From the records below, pull each line that has "한우자조금관리위원회".

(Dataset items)
┌────────
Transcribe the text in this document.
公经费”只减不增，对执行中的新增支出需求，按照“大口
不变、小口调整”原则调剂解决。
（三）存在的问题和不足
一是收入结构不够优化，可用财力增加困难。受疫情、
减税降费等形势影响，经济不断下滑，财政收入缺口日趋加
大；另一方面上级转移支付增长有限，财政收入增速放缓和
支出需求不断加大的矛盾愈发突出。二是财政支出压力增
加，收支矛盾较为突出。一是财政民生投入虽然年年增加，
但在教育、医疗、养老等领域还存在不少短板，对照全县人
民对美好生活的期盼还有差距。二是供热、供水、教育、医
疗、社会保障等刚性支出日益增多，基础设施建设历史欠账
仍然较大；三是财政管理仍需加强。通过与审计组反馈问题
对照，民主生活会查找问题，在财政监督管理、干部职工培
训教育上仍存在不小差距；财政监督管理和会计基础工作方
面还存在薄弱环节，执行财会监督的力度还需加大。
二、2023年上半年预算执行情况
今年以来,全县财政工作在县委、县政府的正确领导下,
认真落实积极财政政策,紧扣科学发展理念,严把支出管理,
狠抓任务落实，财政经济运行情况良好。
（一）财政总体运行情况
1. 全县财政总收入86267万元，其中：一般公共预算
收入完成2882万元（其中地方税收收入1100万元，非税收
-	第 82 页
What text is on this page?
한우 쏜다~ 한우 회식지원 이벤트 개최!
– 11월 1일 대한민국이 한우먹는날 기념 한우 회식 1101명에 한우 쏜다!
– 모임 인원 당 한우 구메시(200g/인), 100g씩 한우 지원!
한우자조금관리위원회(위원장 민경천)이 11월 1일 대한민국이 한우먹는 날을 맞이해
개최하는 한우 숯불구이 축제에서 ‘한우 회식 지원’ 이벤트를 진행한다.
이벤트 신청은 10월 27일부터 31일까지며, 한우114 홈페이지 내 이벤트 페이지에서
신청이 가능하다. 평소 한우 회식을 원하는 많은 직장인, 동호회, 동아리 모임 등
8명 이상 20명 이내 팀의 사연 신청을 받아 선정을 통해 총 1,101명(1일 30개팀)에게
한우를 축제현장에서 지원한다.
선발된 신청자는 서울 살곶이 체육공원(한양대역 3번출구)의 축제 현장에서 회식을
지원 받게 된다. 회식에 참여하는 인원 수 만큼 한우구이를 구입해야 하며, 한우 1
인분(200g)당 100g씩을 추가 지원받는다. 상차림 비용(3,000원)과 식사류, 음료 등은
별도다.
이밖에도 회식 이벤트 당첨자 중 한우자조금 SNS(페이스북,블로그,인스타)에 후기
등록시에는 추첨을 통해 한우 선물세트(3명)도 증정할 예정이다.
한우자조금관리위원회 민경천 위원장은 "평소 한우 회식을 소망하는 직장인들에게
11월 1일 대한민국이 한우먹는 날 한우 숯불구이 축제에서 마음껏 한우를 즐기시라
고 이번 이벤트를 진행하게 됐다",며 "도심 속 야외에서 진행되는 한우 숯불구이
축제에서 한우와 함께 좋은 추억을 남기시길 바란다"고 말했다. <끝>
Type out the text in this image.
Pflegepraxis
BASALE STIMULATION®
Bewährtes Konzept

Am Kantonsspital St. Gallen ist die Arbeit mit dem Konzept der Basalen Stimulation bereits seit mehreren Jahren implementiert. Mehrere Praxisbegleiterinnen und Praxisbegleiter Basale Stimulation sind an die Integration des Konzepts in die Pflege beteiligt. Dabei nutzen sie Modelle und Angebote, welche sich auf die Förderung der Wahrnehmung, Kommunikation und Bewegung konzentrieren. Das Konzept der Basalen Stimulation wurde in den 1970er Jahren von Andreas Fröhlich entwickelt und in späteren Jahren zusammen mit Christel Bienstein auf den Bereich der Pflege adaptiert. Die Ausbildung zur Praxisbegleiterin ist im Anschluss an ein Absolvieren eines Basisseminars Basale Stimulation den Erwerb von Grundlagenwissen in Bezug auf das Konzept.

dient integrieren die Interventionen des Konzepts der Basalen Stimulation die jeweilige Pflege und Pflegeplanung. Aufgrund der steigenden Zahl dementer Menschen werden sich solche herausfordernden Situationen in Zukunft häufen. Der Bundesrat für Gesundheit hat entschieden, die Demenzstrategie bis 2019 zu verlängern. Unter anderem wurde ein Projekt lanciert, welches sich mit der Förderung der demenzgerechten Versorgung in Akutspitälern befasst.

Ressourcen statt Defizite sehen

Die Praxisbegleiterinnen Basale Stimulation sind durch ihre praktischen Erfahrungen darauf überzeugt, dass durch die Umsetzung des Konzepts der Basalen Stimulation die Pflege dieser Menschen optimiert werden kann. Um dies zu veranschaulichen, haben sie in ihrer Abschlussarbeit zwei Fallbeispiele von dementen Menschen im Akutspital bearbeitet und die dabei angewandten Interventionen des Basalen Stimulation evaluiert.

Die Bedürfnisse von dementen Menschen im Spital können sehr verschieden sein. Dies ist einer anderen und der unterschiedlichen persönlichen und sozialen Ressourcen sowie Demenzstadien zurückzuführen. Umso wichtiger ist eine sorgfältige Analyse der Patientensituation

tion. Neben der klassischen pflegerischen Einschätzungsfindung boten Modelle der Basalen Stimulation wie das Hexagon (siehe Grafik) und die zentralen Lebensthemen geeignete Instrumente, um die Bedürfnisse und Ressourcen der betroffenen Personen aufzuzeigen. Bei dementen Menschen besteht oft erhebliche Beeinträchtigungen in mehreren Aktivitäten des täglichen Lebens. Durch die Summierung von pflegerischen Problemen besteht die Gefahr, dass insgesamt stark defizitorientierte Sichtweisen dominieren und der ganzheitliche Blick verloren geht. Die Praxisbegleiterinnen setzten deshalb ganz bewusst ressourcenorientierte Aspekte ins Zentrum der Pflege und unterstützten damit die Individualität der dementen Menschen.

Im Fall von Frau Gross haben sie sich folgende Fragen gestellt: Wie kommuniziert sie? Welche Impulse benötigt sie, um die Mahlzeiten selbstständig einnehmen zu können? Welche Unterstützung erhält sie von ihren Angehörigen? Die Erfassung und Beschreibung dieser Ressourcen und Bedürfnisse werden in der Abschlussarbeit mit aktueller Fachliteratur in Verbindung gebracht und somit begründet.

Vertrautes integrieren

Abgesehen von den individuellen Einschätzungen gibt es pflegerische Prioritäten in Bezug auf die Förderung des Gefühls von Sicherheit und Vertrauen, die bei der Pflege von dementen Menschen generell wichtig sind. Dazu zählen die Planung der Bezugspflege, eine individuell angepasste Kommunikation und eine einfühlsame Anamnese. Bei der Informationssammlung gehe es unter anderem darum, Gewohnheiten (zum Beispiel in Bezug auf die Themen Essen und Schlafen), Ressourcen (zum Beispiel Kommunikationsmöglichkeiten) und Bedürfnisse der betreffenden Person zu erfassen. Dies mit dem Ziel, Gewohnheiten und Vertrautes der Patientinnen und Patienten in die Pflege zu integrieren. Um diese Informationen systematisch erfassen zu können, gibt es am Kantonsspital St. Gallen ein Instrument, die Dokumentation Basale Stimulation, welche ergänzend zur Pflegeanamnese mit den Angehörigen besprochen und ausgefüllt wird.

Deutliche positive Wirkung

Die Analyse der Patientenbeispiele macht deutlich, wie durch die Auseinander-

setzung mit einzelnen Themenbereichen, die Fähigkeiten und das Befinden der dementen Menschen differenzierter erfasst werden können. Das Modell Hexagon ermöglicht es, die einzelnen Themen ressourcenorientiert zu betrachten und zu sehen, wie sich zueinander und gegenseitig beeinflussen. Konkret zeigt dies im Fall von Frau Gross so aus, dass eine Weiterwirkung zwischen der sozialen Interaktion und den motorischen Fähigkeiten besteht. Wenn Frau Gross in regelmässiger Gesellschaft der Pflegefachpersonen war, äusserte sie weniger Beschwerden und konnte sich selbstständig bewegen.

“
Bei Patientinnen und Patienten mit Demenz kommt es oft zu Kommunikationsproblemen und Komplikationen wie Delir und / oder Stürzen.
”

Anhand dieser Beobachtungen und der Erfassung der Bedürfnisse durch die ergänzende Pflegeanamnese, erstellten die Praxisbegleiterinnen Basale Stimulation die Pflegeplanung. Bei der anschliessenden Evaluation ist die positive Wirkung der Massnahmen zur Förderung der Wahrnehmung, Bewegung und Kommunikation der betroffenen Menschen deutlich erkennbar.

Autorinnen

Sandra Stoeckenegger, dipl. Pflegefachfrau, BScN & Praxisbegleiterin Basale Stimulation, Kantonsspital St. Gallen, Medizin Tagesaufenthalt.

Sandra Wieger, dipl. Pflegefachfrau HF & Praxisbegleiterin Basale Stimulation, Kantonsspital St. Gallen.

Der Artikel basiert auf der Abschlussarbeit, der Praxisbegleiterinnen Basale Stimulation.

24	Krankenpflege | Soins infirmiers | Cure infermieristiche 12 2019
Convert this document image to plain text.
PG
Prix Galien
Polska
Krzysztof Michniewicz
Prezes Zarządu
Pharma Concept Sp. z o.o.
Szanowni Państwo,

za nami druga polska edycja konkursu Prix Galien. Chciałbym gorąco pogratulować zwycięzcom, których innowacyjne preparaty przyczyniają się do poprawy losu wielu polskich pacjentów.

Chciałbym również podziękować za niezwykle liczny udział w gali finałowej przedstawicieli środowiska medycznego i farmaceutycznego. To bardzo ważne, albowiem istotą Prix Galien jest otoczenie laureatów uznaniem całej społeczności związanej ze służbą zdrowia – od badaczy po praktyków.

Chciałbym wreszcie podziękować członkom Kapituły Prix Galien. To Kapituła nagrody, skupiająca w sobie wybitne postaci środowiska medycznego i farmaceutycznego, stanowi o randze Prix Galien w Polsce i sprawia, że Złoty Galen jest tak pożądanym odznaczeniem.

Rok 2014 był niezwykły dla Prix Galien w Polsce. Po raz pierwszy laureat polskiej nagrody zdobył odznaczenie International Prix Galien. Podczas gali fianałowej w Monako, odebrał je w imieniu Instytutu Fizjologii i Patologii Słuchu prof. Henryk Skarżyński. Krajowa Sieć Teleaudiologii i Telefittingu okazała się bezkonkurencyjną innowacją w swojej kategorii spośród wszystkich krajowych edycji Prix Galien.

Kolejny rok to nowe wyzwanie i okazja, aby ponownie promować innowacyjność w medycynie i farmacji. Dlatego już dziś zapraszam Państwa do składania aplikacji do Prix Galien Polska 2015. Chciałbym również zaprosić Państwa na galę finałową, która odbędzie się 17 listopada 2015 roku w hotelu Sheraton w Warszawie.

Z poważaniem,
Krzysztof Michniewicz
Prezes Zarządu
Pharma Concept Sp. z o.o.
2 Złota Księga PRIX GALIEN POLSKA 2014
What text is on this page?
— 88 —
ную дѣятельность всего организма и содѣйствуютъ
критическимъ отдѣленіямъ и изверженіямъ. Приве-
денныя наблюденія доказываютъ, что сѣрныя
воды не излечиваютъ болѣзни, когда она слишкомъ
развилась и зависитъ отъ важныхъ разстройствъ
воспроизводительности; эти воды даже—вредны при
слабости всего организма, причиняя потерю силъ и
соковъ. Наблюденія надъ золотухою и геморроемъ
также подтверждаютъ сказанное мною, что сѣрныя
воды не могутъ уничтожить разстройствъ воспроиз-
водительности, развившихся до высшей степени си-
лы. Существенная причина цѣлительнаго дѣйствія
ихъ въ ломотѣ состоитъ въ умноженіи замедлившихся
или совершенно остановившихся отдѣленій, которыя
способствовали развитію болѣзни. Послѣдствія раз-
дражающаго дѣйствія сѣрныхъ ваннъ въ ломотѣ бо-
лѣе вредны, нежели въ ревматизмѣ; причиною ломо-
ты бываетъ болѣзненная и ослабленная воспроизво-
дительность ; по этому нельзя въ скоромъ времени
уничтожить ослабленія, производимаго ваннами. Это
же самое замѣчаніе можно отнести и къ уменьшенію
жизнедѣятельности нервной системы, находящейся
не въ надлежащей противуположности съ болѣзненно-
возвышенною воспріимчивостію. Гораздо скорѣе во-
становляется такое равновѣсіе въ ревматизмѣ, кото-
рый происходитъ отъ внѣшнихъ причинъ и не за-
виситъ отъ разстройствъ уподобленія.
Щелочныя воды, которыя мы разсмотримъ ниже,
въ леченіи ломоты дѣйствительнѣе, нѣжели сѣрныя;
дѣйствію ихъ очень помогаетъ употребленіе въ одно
└────────
Worked solution =>
한우자조금관리위원회(위원장 민경천)이 11월 1일 대한민국이 한우먹는 날을 맞이해
한우자조금관리위원회 민경천 위원장은 "평소 한우 회식을 소망하는 직장인들에게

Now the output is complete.